Stored records:
/---
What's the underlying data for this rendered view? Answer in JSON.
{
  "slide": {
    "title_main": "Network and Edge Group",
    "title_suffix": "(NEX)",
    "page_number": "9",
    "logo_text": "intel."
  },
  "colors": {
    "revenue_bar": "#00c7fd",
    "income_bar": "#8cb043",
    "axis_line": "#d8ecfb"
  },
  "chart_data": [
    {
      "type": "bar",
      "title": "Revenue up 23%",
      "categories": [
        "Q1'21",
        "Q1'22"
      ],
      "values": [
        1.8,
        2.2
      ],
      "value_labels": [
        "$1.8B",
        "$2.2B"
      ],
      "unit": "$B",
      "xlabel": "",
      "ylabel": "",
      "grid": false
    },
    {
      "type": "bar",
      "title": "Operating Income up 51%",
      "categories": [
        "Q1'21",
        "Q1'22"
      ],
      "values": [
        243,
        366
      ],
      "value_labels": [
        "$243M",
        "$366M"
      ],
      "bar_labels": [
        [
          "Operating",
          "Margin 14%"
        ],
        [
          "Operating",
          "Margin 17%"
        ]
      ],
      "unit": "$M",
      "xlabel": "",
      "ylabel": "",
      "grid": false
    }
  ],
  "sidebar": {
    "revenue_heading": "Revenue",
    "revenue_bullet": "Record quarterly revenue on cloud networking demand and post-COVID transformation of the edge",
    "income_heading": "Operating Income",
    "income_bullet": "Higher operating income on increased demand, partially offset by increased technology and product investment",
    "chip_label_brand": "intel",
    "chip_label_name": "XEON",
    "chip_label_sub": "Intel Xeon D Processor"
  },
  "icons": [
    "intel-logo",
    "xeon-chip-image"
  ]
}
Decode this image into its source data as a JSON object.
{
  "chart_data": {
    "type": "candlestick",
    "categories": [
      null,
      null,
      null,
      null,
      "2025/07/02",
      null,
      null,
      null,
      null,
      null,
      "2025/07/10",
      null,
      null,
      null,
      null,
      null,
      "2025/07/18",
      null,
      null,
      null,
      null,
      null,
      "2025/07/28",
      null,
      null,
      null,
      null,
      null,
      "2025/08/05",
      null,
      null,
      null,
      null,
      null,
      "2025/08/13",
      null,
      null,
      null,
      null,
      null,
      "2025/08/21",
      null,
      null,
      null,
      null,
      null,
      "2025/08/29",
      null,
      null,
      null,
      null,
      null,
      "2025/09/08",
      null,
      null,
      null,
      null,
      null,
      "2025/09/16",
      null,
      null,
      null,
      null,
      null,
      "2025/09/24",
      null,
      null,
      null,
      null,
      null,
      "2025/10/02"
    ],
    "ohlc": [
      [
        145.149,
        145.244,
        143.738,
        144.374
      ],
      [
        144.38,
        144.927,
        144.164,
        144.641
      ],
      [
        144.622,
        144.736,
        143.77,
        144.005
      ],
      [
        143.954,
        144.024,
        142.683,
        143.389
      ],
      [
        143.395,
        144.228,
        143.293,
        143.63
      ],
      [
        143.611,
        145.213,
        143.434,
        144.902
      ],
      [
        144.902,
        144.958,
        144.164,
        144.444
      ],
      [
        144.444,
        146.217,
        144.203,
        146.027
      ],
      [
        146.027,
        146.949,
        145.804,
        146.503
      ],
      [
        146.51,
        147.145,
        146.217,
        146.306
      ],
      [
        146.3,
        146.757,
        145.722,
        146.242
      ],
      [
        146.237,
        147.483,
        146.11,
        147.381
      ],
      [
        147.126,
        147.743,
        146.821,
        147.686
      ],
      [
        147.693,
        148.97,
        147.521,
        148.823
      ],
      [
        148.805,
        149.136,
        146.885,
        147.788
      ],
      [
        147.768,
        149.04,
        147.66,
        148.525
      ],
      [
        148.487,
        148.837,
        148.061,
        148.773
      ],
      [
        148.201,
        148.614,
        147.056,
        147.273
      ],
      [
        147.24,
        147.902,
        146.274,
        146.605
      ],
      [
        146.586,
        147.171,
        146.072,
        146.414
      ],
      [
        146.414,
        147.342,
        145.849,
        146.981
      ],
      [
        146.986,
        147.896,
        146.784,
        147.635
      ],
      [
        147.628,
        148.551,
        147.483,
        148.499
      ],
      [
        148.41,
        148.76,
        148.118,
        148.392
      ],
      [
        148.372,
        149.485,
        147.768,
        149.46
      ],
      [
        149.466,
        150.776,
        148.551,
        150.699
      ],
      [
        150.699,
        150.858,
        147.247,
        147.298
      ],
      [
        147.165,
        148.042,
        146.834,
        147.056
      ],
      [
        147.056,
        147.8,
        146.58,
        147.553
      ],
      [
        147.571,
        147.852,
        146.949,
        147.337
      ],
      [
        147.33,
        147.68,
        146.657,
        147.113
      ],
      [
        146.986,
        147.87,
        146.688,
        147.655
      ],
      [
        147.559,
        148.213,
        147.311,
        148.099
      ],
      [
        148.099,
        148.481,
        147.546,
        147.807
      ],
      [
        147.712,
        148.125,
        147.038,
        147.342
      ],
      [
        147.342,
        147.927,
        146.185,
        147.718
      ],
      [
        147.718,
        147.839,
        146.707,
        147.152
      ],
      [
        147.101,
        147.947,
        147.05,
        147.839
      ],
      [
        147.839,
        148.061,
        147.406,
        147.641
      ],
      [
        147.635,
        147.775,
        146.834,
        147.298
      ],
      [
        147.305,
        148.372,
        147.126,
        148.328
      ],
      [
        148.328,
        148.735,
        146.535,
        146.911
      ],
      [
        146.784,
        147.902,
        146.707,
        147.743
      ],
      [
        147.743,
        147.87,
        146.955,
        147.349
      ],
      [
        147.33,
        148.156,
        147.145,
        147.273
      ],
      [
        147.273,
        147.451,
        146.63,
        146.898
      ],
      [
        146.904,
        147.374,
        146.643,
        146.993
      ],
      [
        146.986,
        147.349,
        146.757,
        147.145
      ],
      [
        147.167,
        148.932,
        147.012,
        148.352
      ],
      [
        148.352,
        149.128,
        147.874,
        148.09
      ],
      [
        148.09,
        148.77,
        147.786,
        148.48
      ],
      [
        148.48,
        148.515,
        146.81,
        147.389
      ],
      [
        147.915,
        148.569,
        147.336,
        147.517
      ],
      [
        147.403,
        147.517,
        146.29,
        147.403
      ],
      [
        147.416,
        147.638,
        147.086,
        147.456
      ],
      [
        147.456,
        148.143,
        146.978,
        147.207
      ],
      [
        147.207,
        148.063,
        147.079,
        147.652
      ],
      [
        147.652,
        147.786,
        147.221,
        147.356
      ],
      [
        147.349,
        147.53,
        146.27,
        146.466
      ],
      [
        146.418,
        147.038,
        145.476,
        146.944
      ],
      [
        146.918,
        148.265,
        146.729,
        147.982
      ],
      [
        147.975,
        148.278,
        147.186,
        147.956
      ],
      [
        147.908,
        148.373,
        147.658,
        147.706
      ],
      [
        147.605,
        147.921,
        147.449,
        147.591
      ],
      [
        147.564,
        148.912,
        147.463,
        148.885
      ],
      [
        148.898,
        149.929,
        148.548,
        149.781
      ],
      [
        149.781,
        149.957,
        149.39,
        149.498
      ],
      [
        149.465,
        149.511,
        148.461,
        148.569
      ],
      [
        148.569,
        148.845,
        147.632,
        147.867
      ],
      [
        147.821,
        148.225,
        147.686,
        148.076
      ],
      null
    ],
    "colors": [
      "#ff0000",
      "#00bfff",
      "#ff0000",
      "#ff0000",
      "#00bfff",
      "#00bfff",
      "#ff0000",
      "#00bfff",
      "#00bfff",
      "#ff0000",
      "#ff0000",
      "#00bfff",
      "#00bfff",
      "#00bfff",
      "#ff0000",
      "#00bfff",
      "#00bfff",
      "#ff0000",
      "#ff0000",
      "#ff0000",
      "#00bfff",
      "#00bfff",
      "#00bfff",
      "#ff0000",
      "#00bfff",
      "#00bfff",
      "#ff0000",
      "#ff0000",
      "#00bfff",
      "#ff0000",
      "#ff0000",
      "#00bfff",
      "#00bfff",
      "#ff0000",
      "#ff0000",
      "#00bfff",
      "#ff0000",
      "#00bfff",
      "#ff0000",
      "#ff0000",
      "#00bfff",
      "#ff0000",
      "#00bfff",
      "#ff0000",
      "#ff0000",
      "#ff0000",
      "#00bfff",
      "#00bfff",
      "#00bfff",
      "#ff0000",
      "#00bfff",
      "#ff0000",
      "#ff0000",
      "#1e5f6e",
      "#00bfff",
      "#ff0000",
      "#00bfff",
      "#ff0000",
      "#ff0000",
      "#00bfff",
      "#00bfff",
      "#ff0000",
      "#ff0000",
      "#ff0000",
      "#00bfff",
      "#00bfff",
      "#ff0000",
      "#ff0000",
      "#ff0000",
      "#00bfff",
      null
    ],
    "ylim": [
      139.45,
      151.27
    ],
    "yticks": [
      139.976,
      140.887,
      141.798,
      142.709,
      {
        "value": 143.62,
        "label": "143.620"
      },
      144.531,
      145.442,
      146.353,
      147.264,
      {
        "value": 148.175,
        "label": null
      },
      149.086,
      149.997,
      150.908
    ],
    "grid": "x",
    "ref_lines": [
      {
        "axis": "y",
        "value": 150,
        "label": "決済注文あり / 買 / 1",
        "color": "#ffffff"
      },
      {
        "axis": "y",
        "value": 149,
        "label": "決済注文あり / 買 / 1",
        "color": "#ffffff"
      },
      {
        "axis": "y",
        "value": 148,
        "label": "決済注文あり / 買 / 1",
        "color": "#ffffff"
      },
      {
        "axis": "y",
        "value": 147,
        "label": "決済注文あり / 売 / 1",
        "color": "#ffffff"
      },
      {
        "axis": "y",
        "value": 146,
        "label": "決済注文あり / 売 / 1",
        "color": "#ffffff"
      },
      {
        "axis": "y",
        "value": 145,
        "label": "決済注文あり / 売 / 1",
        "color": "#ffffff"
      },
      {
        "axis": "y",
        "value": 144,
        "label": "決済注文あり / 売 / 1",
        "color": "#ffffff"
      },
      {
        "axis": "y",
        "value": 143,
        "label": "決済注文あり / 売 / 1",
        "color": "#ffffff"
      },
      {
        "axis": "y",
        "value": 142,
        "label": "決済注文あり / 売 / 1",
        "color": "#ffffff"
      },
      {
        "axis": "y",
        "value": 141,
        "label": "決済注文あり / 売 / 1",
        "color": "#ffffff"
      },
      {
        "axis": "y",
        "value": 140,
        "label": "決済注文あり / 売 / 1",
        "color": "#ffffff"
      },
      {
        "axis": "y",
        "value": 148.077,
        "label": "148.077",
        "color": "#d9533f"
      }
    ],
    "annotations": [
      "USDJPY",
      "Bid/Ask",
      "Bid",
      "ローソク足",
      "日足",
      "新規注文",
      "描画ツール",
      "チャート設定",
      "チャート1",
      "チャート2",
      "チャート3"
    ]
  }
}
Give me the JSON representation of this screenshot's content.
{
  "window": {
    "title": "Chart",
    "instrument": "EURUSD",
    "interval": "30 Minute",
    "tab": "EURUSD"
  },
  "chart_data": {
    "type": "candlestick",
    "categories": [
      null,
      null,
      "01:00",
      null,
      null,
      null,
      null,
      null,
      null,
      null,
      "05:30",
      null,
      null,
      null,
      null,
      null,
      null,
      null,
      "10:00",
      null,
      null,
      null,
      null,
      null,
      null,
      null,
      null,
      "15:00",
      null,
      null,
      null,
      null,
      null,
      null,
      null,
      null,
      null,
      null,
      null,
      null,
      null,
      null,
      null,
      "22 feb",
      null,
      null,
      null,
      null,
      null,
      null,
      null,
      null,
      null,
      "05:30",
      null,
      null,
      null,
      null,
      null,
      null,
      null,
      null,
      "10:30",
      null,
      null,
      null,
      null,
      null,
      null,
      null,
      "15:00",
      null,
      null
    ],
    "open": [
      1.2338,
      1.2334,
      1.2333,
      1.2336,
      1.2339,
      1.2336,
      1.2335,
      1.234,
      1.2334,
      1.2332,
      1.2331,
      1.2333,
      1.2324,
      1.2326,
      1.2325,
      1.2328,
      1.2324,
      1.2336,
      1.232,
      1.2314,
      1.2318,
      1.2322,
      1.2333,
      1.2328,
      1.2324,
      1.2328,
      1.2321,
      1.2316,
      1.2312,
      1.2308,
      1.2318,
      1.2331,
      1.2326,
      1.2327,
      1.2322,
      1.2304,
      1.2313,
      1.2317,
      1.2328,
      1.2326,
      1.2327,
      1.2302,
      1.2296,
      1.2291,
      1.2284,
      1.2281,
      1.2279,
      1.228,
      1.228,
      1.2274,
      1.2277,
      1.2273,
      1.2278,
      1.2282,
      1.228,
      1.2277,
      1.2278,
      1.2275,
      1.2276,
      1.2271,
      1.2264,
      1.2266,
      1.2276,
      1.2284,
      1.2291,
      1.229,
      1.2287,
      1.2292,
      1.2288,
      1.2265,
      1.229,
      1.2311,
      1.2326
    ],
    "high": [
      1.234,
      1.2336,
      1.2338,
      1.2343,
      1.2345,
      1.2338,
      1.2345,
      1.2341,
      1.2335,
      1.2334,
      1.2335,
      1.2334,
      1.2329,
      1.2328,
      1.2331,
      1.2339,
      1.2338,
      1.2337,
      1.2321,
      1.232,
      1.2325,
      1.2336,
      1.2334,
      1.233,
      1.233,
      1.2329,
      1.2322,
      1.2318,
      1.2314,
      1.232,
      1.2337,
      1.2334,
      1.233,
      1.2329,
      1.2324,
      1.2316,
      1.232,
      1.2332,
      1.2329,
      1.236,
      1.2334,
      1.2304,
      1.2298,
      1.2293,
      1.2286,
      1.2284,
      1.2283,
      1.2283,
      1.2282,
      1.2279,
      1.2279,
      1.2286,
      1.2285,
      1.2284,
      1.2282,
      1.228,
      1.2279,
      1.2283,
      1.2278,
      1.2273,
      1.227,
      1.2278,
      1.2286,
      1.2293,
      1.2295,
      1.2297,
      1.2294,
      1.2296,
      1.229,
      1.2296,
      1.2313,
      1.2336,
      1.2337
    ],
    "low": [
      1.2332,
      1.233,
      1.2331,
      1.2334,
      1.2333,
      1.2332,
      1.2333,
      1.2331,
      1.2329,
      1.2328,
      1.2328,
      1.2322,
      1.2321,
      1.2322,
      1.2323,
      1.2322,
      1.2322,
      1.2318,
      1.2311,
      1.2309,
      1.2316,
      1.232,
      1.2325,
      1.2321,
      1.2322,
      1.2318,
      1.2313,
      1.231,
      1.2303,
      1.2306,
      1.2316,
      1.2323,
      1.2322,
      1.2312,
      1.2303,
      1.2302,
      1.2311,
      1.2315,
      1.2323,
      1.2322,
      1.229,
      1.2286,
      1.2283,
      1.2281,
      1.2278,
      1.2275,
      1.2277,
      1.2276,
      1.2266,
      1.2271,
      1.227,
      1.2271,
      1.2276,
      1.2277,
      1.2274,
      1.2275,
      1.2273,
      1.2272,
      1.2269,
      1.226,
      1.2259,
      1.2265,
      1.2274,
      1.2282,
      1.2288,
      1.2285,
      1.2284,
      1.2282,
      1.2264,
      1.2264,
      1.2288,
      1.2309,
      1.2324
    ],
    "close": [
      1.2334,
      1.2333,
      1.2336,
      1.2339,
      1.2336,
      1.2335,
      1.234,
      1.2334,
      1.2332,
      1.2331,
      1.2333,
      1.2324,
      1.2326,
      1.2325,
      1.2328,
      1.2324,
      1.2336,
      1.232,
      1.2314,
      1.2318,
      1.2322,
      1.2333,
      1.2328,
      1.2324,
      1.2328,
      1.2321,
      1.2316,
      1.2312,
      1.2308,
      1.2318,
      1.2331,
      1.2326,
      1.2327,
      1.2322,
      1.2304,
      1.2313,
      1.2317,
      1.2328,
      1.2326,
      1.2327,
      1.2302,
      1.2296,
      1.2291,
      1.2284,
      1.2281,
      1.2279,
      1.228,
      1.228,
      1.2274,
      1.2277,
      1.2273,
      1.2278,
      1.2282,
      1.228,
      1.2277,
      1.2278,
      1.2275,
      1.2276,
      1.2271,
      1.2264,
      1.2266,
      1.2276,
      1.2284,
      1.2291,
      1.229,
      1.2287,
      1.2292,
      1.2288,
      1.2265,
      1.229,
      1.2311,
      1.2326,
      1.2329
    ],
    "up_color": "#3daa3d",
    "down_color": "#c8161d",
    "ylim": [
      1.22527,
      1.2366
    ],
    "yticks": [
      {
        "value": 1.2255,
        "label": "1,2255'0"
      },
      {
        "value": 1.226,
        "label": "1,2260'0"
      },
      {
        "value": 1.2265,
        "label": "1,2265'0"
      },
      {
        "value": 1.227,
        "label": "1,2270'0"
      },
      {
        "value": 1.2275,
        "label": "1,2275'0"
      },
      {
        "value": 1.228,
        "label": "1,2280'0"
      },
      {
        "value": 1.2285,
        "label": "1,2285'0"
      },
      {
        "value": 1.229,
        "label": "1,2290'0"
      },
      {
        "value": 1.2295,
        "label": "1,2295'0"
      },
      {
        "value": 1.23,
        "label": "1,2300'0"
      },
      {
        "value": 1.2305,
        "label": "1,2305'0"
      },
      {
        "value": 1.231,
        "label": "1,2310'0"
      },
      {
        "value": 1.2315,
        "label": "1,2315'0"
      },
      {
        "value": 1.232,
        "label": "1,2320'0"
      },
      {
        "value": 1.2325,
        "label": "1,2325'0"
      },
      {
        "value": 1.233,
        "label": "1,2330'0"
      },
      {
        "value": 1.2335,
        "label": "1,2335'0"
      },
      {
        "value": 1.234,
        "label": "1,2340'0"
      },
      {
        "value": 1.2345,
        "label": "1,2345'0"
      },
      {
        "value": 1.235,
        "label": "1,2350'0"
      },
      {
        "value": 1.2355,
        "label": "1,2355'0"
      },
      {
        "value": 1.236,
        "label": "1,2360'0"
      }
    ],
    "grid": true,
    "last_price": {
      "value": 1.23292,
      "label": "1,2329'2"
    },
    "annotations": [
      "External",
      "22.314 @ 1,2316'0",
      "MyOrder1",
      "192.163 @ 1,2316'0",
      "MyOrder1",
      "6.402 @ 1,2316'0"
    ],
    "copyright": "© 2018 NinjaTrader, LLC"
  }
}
\---
Written task: Wherever a line in the data above holds "this", copy that line.

Exercise solution:
What's the underlying data for this rendered view? Answer in JSON.
Decode this image into its source data as a JSON object.
Give me the JSON representation of this screenshot's content.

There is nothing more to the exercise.